* [Exercise aim]: Every line of the material is to be quoted verbatim, minus the pictures.

Data records:
--------------------
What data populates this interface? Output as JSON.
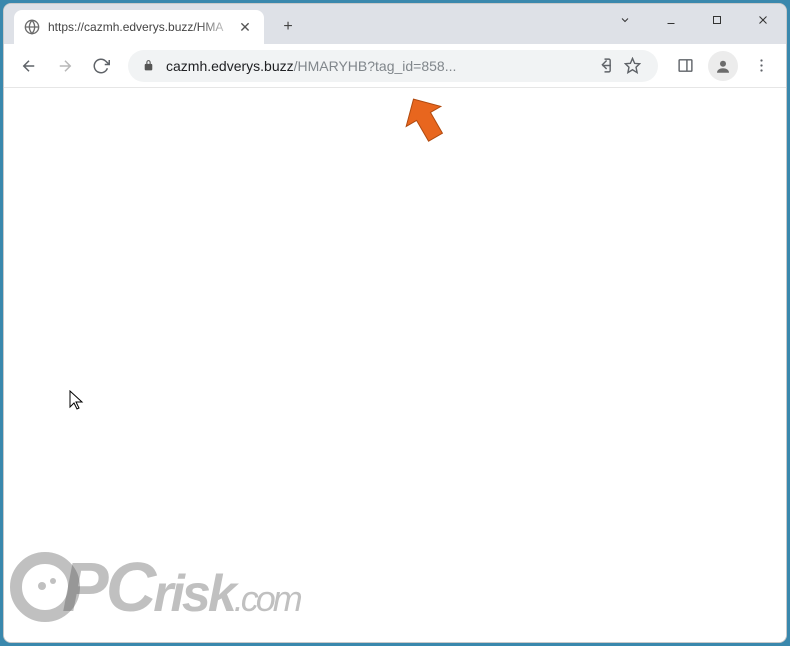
{
  "tab": {
    "title": "https://cazmh.edverys.buzz/HMA"
  },
  "address": {
    "domain": "cazmh.edverys.buzz",
    "path": "/HMARYHB?tag_id=858..."
  },
  "watermark": {
    "pc": "PC",
    "risk": "risk",
    "com": ".com"
  }
}
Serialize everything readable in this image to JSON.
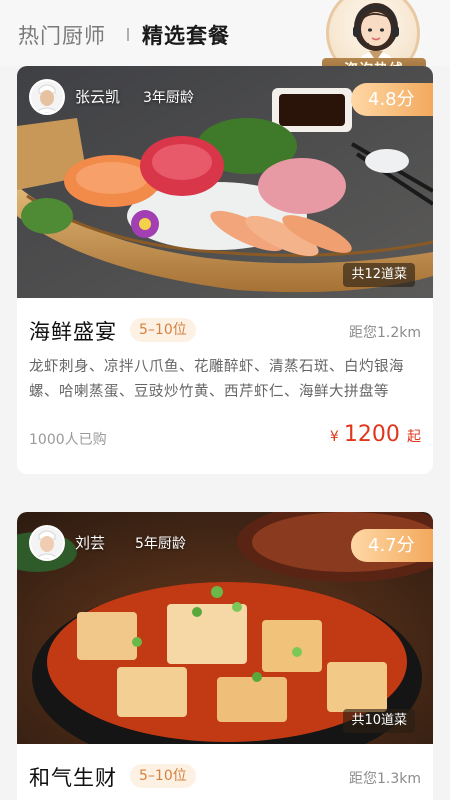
{
  "header": {
    "tab_hot_chef": "热门厨师",
    "tab_selected_packages": "精选套餐",
    "hotline_label": "咨询热线"
  },
  "packages": [
    {
      "chef_name": "张云凯",
      "chef_experience": "3年厨龄",
      "rating": "4.8分",
      "dish_count": "共12道菜",
      "title": "海鲜盛宴",
      "people": "5–10位",
      "distance": "距您1.2km",
      "dishes": "龙虾刺身、凉拌八爪鱼、花雕醉虾、清蒸石斑、白灼银海螺、哈喇蒸蛋、豆豉炒竹黄、西芹虾仁、海鲜大拼盘等",
      "purchased": "1000人已购",
      "price_symbol": "¥",
      "price": "1200",
      "price_suffix": "起"
    },
    {
      "chef_name": "刘芸",
      "chef_experience": "5年厨龄",
      "rating": "4.7分",
      "dish_count": "共10道菜",
      "title": "和气生财",
      "people": "5–10位",
      "distance": "距您1.3km"
    }
  ],
  "colors": {
    "accent": "#e0361c",
    "rating_gradient_start": "#ffd8a6",
    "rating_gradient_end": "#f2a95c",
    "people_tag_text": "#d4813f",
    "people_tag_bg": "#fdf1e4"
  },
  "icons": [
    "chef-avatar",
    "customer-service-avatar"
  ]
}
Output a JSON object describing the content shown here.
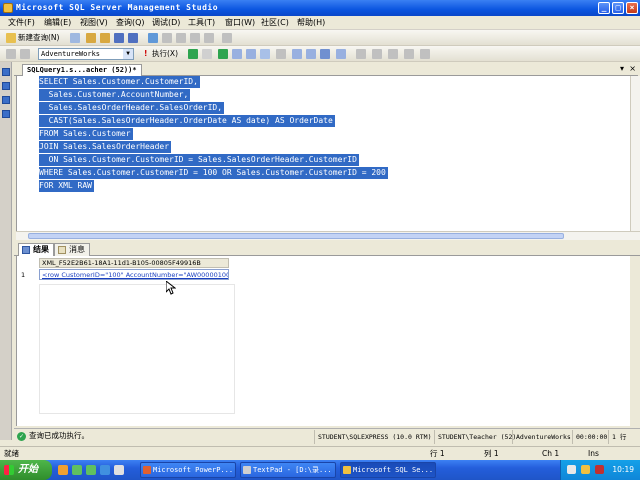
{
  "window": {
    "title": "Microsoft SQL Server Management Studio"
  },
  "menu": [
    "文件(F)",
    "编辑(E)",
    "视图(V)",
    "查询(Q)",
    "调试(D)",
    "工具(T)",
    "窗口(W)",
    "社区(C)",
    "帮助(H)"
  ],
  "toolbar": {
    "new_query": "新建查询(N)",
    "database": "AdventureWorks",
    "execute": "执行(X)"
  },
  "editor": {
    "tab_title": "SQLQuery1.s...acher (52))*",
    "code": [
      "SELECT Sales.Customer.CustomerID,",
      "  Sales.Customer.AccountNumber,",
      "  Sales.SalesOrderHeader.SalesOrderID,",
      "  CAST(Sales.SalesOrderHeader.OrderDate AS date) AS OrderDate",
      "FROM Sales.Customer",
      "JOIN Sales.SalesOrderHeader",
      "  ON Sales.Customer.CustomerID = Sales.SalesOrderHeader.CustomerID",
      "WHERE Sales.Customer.CustomerID = 100 OR Sales.Customer.CustomerID = 200",
      "FOR XML RAW"
    ]
  },
  "results": {
    "tabs": [
      "结果",
      "消息"
    ],
    "column_header": "XML_F52E2B61-18A1-11d1-B105-00805F49916B",
    "rows": [
      {
        "num": "1",
        "value": "<row CustomerID=\"100\" AccountNumber=\"AW00000100\" ..."
      }
    ]
  },
  "status": {
    "message": "查询已成功执行。",
    "server": "STUDENT\\SQLEXPRESS (10.0 RTM)",
    "user": "STUDENT\\Teacher (52)",
    "database": "AdventureWorks",
    "elapsed": "00:00:00",
    "rows": "1 行"
  },
  "app_status": {
    "ready": "就绪",
    "line": "行 1",
    "col": "列 1",
    "ch": "Ch 1",
    "ins": "Ins"
  },
  "taskbar": {
    "start": "开始",
    "tasks": [
      "Microsoft PowerP...",
      "TextPad - [D:\\录...",
      "Microsoft SQL Se..."
    ],
    "clock": "10:19"
  }
}
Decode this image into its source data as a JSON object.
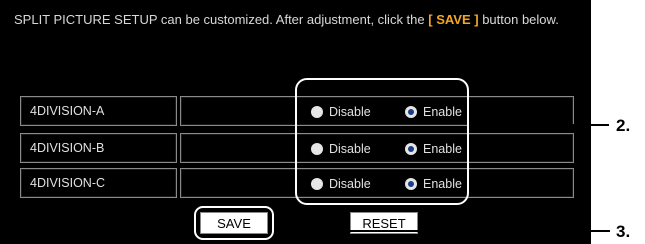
{
  "intro": {
    "text_before": "SPLIT PICTURE SETUP can be customized. After adjustment, click the ",
    "save_word": "[ SAVE ]",
    "text_after": " button below."
  },
  "rows": [
    {
      "name": "4DIVISION-A",
      "disable_label": "Disable",
      "enable_label": "Enable",
      "selected": "Enable"
    },
    {
      "name": "4DIVISION-B",
      "disable_label": "Disable",
      "enable_label": "Enable",
      "selected": "Enable"
    },
    {
      "name": "4DIVISION-C",
      "disable_label": "Disable",
      "enable_label": "Enable",
      "selected": "Enable"
    }
  ],
  "buttons": {
    "save": "SAVE",
    "reset": "RESET"
  },
  "callouts": {
    "radios": "2.",
    "save": "3."
  },
  "colors": {
    "background": "#000000",
    "highlight": "#f5a623",
    "radio_fill": "#1a3e8c"
  }
}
--------------------
* [Finished task]:
What data populates this interface? Output as JSON.
{
  "tab": {
    "title": "https://cazmh.edverys.buzz/HMA"
  },
  "address": {
    "domain": "cazmh.edverys.buzz",
    "path": "/HMARYHB?tag_id=858..."
  },
  "watermark": {
    "pc": "PC",
    "risk": "risk",
    "com": ".com"
  }
}
Serialize everything readable in this image to JSON.
{
  "header": {
    "tab_hot_chef": "热门厨师",
    "tab_selected_packages": "精选套餐",
    "hotline_label": "咨询热线"
  },
  "packages": [
    {
      "chef_name": "张云凯",
      "chef_experience": "3年厨龄",
      "rating": "4.8分",
      "dish_count": "共12道菜",
      "title": "海鲜盛宴",
      "people": "5–10位",
      "distance": "距您1.2km",
      "dishes": "龙虾刺身、凉拌八爪鱼、花雕醉虾、清蒸石斑、白灼银海螺、哈喇蒸蛋、豆豉炒竹黄、西芹虾仁、海鲜大拼盘等",
      "purchased": "1000人已购",
      "price_symbol": "¥",
      "price": "1200",
      "price_suffix": "起"
    },
    {
      "chef_name": "刘芸",
      "chef_experience": "5年厨龄",
      "rating": "4.7分",
      "dish_count": "共10道菜",
      "title": "和气生财",
      "people": "5–10位",
      "distance": "距您1.3km"
    }
  ],
  "colors": {
    "accent": "#e0361c",
    "rating_gradient_start": "#ffd8a6",
    "rating_gradient_end": "#f2a95c",
    "people_tag_text": "#d4813f",
    "people_tag_bg": "#fdf1e4"
  },
  "icons": [
    "chef-avatar",
    "customer-service-avatar"
  ]
}
Output a JSON object describing the content shown here.
{
  "window": {
    "title": "Microsoft SQL Server Management Studio"
  },
  "menu": [
    "文件(F)",
    "编辑(E)",
    "视图(V)",
    "查询(Q)",
    "调试(D)",
    "工具(T)",
    "窗口(W)",
    "社区(C)",
    "帮助(H)"
  ],
  "toolbar": {
    "new_query": "新建查询(N)",
    "database": "AdventureWorks",
    "execute": "执行(X)"
  },
  "editor": {
    "tab_title": "SQLQuery1.s...acher (52))*",
    "code": [
      "SELECT Sales.Customer.CustomerID,",
      "  Sales.Customer.AccountNumber,",
      "  Sales.SalesOrderHeader.SalesOrderID,",
      "  CAST(Sales.SalesOrderHeader.OrderDate AS date) AS OrderDate",
      "FROM Sales.Customer",
      "JOIN Sales.SalesOrderHeader",
      "  ON Sales.Customer.CustomerID = Sales.SalesOrderHeader.CustomerID",
      "WHERE Sales.Customer.CustomerID = 100 OR Sales.Customer.CustomerID = 200",
      "FOR XML RAW"
    ]
  },
  "results": {
    "tabs": [
      "结果",
      "消息"
    ],
    "column_header": "XML_F52E2B61-18A1-11d1-B105-00805F49916B",
    "rows": [
      {
        "num": "1",
        "value": "<row CustomerID=\"100\" AccountNumber=\"AW00000100\" ..."
      }
    ]
  },
  "status": {
    "message": "查询已成功执行。",
    "server": "STUDENT\\SQLEXPRESS (10.0 RTM)",
    "user": "STUDENT\\Teacher (52)",
    "database": "AdventureWorks",
    "elapsed": "00:00:00",
    "rows": "1 行"
  },
  "app_status": {
    "ready": "就绪",
    "line": "行 1",
    "col": "列 1",
    "ch": "Ch 1",
    "ins": "Ins"
  },
  "taskbar": {
    "start": "开始",
    "tasks": [
      "Microsoft PowerP...",
      "TextPad - [D:\\录...",
      "Microsoft SQL Se..."
    ],
    "clock": "10:19"
  }
}
Decode this image into its source data as a JSON object.
{
  "intro": {
    "text_before": "SPLIT PICTURE SETUP can be customized. After adjustment, click the ",
    "save_word": "[ SAVE ]",
    "text_after": " button below."
  },
  "rows": [
    {
      "name": "4DIVISION-A",
      "disable_label": "Disable",
      "enable_label": "Enable",
      "selected": "Enable"
    },
    {
      "name": "4DIVISION-B",
      "disable_label": "Disable",
      "enable_label": "Enable",
      "selected": "Enable"
    },
    {
      "name": "4DIVISION-C",
      "disable_label": "Disable",
      "enable_label": "Enable",
      "selected": "Enable"
    }
  ],
  "buttons": {
    "save": "SAVE",
    "reset": "RESET"
  },
  "callouts": {
    "radios": "2.",
    "save": "3."
  },
  "colors": {
    "background": "#000000",
    "highlight": "#f5a623",
    "radio_fill": "#1a3e8c"
  }
}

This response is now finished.